▸ EXERCISE DETAILS: Pull out each line of the data that includes the word "this".

▸ EXTRACTED DATA:
----------------------------------------

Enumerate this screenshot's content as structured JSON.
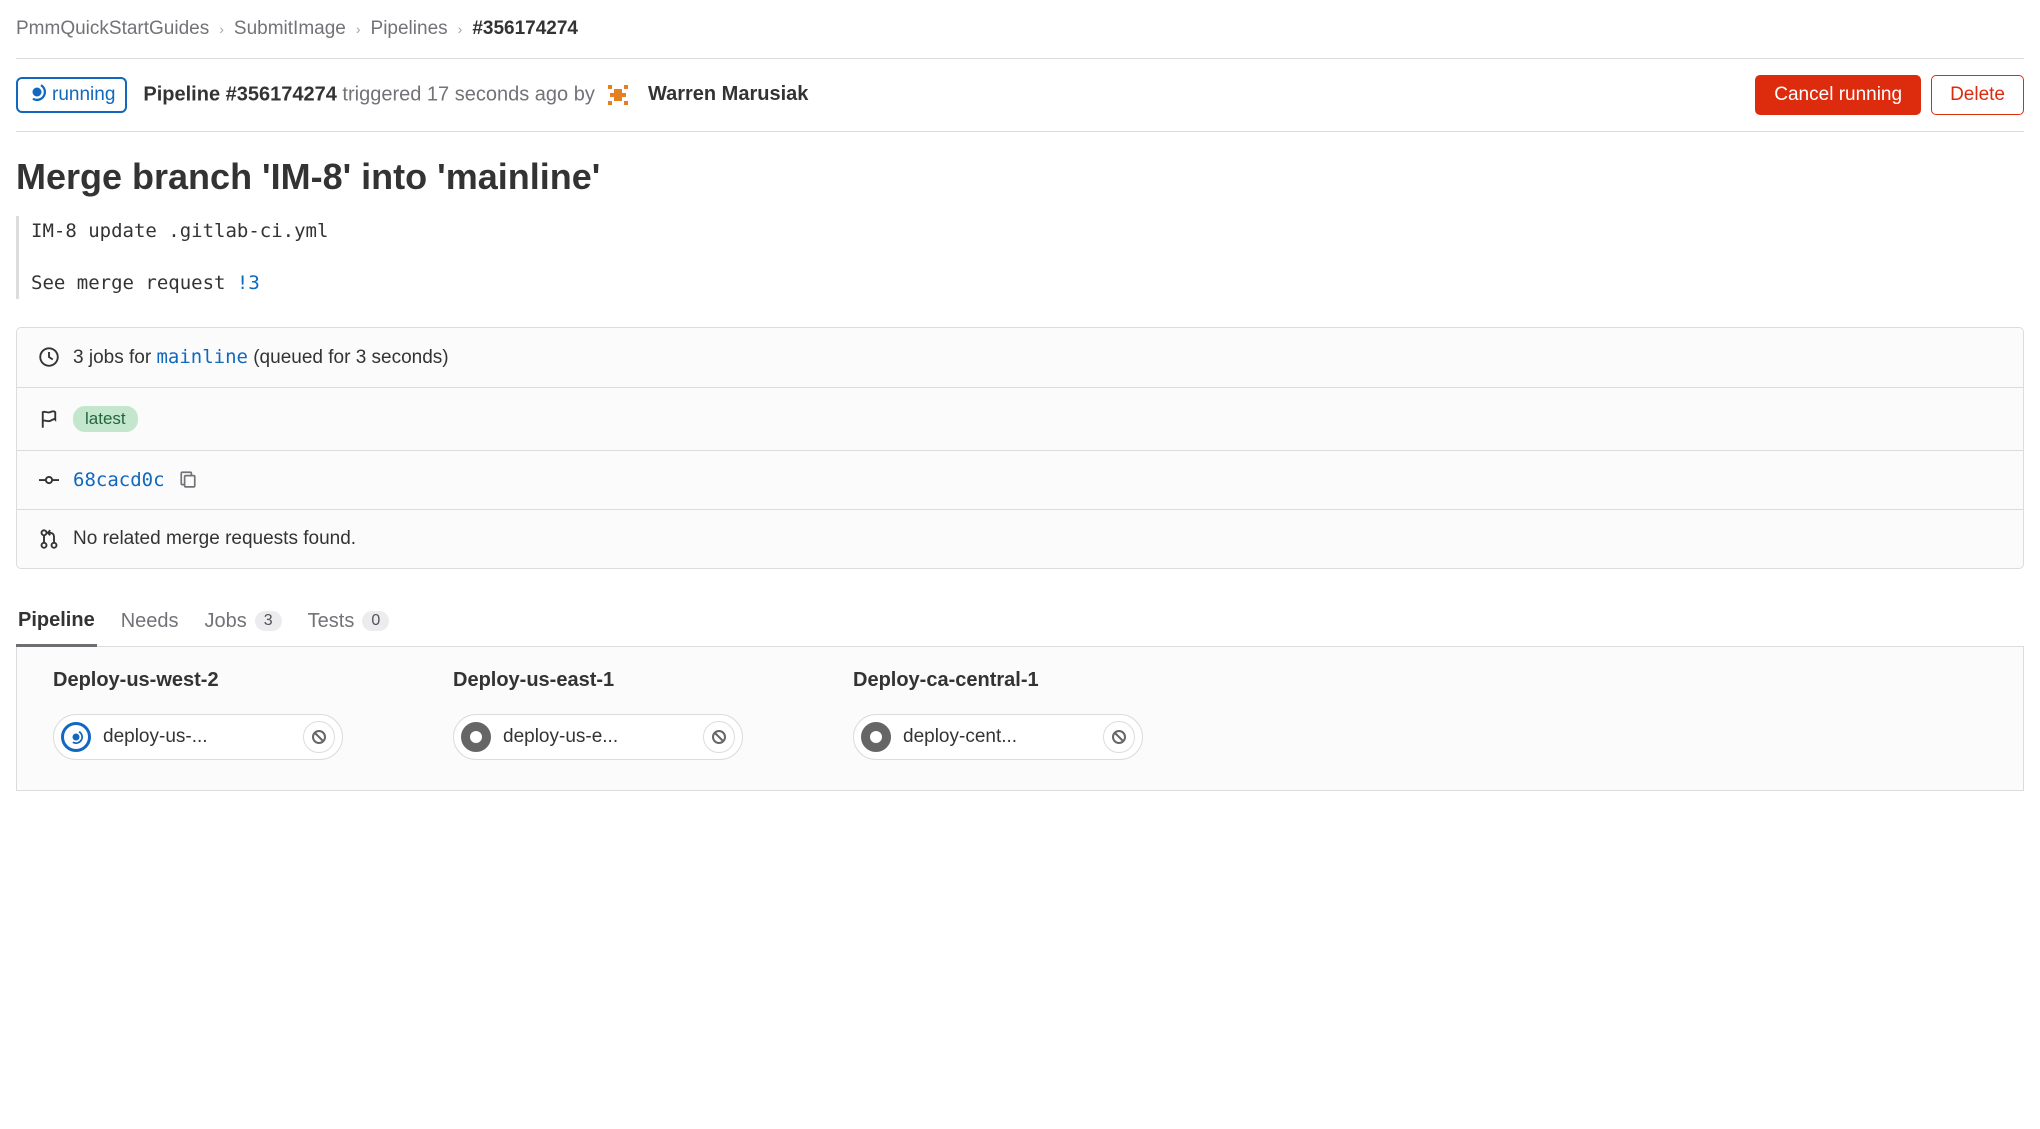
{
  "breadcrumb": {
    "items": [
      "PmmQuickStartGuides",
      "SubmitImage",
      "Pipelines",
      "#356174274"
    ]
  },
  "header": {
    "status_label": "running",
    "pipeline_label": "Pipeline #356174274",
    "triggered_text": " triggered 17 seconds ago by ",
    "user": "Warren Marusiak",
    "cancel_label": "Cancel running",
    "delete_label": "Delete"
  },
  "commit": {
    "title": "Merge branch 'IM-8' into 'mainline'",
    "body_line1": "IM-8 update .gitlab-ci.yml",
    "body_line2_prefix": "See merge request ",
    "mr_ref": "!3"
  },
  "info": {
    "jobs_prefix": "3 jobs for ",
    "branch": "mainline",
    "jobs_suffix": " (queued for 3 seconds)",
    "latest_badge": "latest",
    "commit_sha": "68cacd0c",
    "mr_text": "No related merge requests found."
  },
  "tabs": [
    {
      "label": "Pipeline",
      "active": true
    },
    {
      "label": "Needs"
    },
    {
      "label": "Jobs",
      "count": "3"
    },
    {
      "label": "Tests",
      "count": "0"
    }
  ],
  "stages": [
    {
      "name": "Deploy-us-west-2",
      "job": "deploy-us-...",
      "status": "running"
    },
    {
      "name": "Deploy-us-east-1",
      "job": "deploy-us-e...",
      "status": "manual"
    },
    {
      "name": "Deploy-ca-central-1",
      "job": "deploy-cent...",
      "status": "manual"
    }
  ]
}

----------------------------------------

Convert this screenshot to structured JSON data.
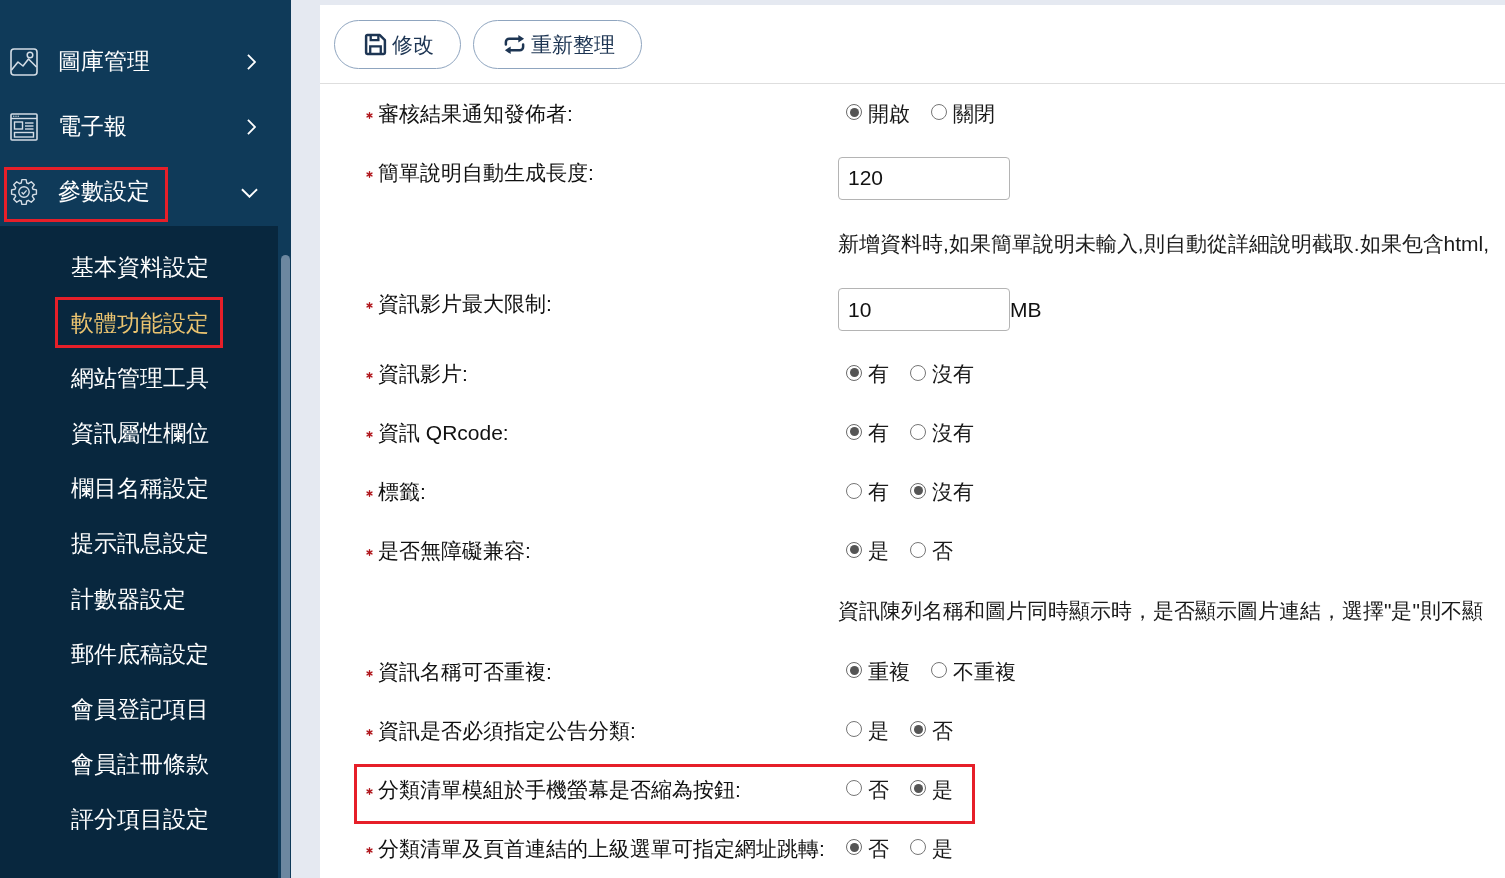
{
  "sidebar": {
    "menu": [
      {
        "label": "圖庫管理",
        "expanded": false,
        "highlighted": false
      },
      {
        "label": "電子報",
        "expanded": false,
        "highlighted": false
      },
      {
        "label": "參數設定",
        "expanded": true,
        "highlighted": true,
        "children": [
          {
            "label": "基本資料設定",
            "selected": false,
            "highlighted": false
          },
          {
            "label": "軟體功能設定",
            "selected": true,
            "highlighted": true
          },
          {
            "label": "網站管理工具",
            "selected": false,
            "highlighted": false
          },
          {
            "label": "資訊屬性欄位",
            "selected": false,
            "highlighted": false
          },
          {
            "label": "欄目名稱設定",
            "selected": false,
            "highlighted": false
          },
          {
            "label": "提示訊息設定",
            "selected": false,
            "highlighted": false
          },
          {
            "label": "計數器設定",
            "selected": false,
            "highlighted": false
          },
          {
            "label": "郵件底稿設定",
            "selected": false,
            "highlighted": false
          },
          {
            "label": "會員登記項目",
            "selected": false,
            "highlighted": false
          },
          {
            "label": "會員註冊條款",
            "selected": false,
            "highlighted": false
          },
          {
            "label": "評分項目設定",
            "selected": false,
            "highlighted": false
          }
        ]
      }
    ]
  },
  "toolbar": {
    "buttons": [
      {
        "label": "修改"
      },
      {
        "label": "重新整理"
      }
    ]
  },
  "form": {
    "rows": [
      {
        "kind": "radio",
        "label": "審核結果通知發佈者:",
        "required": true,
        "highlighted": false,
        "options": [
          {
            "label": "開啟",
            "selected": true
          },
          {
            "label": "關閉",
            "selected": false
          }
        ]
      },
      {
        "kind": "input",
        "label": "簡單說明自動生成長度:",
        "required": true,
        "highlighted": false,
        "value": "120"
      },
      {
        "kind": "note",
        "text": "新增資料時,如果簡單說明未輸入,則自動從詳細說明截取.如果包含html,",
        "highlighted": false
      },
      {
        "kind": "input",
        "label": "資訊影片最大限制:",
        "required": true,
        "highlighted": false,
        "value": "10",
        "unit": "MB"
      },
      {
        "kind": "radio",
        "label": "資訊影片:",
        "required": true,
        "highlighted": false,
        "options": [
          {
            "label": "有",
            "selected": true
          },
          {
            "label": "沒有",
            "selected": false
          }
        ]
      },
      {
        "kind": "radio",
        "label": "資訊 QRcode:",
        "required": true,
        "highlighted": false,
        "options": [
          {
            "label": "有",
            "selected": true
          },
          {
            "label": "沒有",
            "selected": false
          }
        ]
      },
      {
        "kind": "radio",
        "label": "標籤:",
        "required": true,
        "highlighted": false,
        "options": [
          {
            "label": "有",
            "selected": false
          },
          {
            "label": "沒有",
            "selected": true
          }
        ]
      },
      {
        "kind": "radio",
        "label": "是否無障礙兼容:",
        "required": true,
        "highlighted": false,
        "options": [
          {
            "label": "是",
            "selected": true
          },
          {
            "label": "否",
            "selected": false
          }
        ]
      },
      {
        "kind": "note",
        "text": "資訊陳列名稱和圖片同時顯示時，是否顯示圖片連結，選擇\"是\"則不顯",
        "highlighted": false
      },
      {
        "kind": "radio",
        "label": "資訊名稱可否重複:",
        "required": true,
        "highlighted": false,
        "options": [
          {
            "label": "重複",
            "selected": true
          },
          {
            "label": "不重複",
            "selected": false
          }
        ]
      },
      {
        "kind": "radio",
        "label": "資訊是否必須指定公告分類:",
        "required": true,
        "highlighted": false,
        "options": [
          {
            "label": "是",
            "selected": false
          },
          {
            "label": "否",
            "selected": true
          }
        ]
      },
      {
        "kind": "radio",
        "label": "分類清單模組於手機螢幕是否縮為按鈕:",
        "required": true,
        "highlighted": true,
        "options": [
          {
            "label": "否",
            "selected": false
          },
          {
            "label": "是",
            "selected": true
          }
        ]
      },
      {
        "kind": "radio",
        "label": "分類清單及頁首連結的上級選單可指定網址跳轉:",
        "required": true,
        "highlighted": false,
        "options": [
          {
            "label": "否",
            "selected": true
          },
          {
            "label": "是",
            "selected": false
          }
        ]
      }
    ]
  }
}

----------------------------------------

▸ ANSWER FOR THE TASK:
Enumerate this screenshot's content as structured JSON.
Convert this screenshot to structured JSON data.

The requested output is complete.